Start

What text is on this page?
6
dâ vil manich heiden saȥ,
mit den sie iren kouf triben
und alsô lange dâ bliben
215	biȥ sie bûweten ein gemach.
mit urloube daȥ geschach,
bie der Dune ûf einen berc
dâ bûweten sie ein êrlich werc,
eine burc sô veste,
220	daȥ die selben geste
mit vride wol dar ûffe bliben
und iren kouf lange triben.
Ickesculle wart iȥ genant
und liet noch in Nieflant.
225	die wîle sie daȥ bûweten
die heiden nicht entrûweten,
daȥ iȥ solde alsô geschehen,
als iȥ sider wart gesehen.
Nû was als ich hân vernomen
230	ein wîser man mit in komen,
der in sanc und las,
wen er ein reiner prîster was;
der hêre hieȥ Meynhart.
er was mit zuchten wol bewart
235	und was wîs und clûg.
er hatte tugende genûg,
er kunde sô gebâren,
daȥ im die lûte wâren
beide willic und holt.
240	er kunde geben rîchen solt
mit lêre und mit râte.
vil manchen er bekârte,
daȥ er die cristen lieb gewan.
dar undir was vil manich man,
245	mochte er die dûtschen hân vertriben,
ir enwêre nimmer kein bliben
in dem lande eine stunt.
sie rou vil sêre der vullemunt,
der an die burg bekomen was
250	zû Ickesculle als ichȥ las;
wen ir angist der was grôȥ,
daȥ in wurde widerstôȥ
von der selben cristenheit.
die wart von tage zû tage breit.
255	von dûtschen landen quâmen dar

End
Start

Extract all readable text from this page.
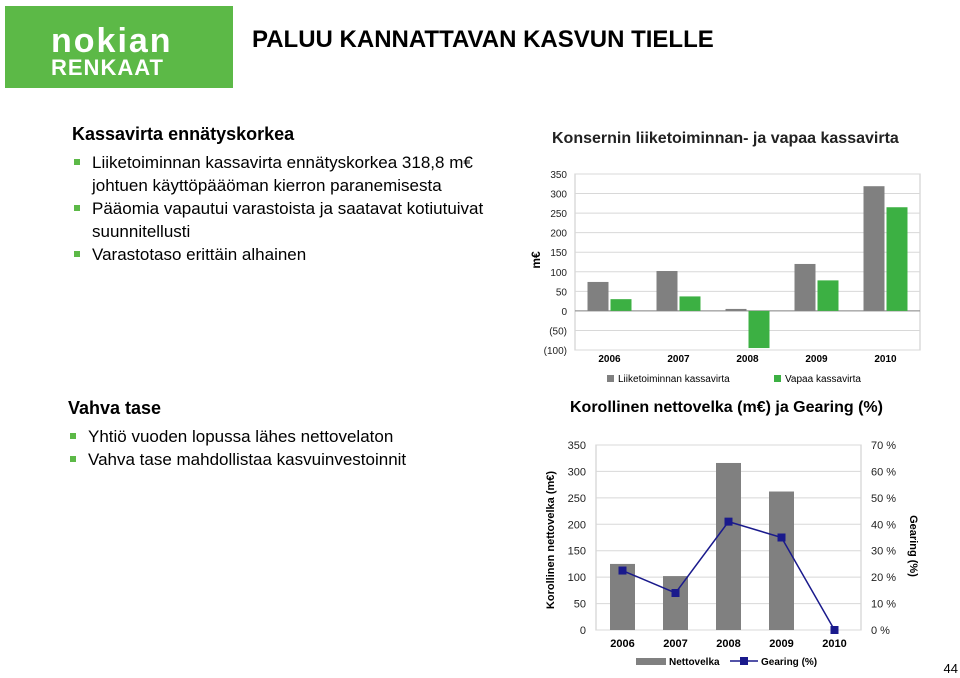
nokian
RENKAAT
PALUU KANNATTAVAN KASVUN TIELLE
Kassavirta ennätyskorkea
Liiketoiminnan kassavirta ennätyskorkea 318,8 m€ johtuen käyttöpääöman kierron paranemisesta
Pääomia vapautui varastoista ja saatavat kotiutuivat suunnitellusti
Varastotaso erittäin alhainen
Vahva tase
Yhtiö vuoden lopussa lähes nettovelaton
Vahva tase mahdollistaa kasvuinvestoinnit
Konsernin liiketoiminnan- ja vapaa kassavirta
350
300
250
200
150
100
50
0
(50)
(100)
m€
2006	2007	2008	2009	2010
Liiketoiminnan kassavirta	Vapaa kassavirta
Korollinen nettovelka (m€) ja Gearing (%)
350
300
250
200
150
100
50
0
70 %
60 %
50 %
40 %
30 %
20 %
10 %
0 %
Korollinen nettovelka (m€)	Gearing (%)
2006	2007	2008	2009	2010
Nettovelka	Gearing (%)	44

End
Start

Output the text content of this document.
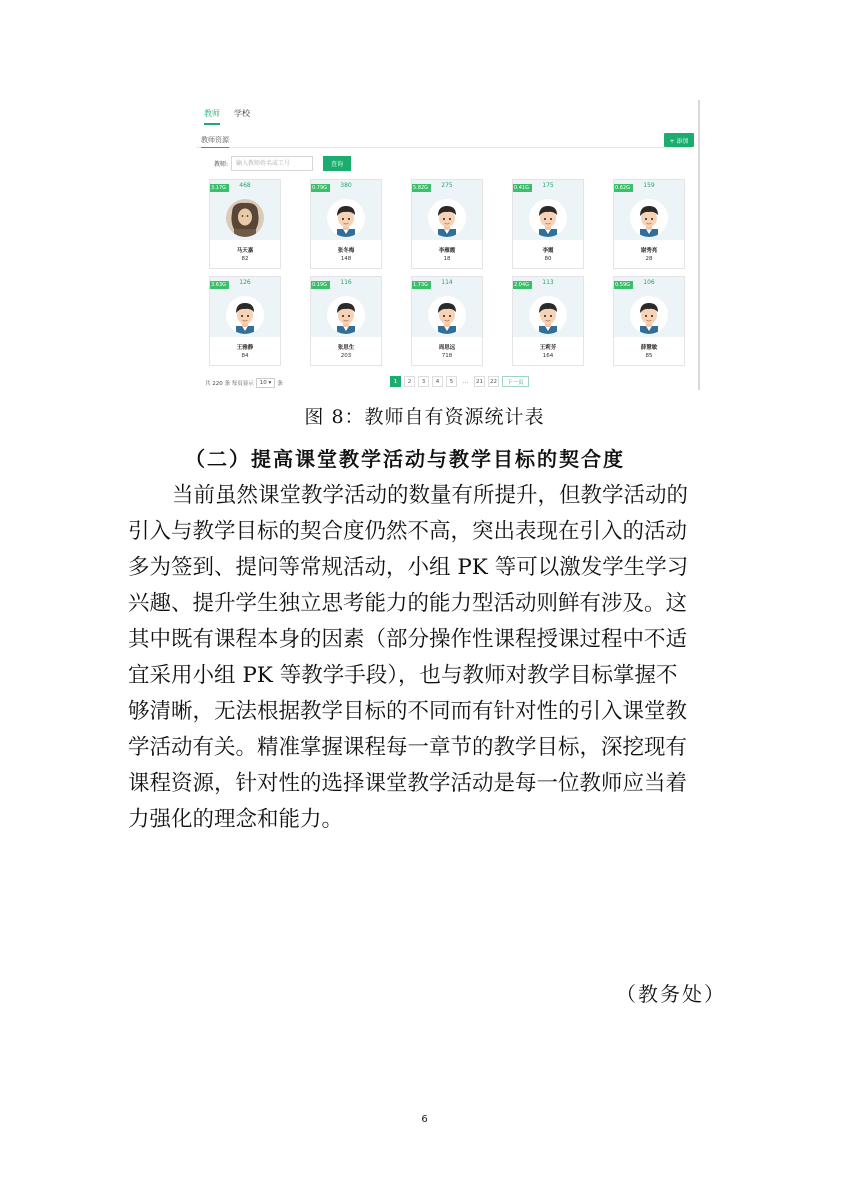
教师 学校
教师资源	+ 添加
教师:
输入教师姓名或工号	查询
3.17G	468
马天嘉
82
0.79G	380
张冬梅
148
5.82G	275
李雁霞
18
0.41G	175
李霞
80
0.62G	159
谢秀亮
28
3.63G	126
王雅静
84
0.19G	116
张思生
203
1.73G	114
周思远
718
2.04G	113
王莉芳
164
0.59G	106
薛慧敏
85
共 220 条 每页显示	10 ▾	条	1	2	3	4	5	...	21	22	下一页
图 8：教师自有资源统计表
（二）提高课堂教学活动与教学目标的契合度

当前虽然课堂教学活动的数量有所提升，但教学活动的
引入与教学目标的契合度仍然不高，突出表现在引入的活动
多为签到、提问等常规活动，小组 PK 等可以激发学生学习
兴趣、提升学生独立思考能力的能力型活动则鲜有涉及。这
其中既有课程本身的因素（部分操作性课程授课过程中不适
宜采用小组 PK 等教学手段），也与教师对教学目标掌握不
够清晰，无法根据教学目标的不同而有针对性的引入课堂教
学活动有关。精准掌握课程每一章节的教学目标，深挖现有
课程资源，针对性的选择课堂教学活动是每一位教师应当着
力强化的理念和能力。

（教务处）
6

End

# [Work to do]
From the listing, tally every line with the word "this" in it and give only the tally.

# [Exercise response]
3